> **INSTRUCTIONS TO FOLLOW**
Check each line of the records below and collect those holding "реализацию".

> **INPUT**
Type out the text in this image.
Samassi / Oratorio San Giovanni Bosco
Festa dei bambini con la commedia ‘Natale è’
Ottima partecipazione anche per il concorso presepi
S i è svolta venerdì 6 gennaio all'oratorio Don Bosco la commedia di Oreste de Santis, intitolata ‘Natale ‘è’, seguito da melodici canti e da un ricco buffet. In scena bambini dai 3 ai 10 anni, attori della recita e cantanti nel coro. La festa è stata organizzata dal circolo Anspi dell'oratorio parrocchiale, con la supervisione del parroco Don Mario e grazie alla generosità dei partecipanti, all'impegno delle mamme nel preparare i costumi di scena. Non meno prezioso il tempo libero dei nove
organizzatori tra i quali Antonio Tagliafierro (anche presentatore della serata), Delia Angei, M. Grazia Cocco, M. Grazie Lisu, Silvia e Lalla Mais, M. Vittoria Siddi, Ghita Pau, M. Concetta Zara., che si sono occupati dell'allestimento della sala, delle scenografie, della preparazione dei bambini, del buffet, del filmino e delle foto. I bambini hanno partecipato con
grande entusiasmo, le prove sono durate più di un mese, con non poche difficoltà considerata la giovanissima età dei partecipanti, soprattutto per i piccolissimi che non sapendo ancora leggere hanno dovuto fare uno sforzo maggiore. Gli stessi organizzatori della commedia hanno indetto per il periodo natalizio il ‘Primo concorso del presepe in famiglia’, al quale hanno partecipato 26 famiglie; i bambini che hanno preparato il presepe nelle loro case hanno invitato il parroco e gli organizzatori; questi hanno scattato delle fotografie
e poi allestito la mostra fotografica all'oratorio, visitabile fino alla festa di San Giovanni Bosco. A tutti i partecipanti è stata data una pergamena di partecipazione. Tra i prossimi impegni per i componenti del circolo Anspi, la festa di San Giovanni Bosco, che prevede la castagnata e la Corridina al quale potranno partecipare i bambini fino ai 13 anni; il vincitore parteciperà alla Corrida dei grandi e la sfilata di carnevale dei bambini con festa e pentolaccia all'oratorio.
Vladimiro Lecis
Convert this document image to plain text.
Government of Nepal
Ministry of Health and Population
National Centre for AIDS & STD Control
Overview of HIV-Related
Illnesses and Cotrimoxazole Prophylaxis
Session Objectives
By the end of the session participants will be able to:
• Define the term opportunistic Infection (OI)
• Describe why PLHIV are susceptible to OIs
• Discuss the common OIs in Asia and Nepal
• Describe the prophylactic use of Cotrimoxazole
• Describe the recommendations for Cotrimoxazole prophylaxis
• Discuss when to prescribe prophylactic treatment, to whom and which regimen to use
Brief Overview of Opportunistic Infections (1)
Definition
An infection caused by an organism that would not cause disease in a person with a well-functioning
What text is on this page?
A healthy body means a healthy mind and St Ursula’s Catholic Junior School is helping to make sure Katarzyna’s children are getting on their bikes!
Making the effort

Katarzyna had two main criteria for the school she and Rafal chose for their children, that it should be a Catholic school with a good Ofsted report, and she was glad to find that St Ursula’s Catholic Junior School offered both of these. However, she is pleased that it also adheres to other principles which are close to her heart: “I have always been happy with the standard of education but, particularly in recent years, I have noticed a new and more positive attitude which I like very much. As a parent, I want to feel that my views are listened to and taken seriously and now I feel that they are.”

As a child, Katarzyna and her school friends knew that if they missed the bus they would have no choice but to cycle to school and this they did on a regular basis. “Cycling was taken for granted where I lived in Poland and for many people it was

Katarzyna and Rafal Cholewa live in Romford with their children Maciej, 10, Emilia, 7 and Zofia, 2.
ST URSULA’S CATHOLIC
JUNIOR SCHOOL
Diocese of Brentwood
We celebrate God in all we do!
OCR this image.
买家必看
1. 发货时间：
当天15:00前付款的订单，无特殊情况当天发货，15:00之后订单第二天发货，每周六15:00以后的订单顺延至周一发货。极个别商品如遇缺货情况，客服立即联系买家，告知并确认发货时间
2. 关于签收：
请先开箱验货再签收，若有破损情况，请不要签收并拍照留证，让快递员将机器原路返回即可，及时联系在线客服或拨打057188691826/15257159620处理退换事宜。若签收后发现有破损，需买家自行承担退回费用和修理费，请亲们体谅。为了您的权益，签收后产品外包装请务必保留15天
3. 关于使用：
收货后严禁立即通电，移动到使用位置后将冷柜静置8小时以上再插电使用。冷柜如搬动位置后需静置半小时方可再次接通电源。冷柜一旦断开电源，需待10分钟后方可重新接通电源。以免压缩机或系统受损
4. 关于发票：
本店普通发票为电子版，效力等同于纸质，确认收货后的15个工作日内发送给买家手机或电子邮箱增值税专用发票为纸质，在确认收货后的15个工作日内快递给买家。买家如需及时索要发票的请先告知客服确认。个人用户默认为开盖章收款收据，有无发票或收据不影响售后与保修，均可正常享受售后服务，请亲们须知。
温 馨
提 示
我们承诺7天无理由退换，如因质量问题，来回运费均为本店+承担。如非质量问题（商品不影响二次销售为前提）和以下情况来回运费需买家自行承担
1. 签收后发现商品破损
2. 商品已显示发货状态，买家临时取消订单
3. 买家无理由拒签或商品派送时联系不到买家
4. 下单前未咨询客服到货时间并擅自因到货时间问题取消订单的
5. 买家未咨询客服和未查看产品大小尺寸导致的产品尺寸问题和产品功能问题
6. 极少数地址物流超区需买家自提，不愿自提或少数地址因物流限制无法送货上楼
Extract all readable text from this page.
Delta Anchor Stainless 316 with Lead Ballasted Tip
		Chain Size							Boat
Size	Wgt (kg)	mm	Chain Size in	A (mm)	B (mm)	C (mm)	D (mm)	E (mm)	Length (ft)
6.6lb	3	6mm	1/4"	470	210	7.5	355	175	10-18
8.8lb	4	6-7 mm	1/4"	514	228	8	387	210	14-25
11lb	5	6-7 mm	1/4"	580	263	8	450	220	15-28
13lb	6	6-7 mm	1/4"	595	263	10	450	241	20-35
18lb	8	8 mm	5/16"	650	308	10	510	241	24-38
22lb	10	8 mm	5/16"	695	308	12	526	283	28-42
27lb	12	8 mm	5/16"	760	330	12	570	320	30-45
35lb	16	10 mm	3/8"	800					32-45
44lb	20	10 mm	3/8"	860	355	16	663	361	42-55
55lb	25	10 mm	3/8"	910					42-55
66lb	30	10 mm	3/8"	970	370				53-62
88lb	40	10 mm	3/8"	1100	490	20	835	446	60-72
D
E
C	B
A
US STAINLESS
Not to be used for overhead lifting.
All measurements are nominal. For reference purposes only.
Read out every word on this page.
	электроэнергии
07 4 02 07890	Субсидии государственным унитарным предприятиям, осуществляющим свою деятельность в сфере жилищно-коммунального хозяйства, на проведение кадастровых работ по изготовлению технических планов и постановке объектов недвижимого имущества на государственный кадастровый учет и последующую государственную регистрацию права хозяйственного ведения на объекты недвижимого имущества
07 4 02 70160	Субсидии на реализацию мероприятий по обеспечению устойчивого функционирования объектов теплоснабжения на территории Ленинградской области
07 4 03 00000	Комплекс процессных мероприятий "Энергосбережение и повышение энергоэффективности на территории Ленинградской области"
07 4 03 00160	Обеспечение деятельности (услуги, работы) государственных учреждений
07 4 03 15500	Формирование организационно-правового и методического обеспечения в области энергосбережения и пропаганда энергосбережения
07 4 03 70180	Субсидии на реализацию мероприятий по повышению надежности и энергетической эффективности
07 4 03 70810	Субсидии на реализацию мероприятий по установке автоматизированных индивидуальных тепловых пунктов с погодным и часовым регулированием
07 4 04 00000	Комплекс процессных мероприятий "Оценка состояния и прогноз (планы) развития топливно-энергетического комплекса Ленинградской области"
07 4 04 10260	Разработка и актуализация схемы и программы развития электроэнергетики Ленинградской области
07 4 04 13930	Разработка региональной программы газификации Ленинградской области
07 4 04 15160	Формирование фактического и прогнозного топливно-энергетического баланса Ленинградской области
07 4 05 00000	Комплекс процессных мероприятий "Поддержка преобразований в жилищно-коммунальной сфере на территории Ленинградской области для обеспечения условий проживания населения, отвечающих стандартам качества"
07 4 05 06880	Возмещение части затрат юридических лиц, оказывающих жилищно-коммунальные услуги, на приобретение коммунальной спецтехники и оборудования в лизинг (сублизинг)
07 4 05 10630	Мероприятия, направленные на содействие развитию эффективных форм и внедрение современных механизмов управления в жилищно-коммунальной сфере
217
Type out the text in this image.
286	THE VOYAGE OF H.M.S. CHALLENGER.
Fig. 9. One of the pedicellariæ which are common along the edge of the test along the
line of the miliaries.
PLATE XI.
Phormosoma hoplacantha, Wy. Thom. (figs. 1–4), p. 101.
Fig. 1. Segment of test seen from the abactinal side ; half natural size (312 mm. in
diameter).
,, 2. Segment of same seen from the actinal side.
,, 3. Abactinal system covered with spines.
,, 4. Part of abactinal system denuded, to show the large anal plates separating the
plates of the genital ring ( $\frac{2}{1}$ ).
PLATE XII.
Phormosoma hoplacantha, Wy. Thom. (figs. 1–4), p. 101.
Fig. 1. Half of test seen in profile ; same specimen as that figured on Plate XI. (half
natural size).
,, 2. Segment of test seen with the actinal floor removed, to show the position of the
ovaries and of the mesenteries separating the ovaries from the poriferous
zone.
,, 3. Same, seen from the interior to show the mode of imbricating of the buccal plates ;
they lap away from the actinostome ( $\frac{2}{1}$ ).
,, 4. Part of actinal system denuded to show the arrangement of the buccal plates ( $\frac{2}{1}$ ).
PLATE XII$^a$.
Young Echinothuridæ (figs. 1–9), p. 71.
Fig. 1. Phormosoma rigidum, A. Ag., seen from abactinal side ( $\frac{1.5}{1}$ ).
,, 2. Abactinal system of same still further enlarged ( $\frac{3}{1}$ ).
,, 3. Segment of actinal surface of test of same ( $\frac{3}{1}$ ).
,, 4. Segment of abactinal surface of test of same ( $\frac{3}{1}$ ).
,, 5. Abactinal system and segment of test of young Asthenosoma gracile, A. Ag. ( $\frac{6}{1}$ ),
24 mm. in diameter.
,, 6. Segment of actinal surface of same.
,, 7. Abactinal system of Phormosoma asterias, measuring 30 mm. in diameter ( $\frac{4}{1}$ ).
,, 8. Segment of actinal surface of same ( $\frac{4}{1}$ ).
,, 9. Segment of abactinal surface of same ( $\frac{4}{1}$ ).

> **RESULT FOR THIS TASK**
07 4 02 70160	Субсидии на реализацию мероприятий по обеспечению устойчивого функционирования объектов теплоснабжения на территории Ленинградской области
07 4 03 70180	Субсидии на реализацию мероприятий по повышению надежности и энергетической эффективности
07 4 03 70810	Субсидии на реализацию мероприятий по установке автоматизированных индивидуальных тепловых пунктов с погодным и часовым регулированием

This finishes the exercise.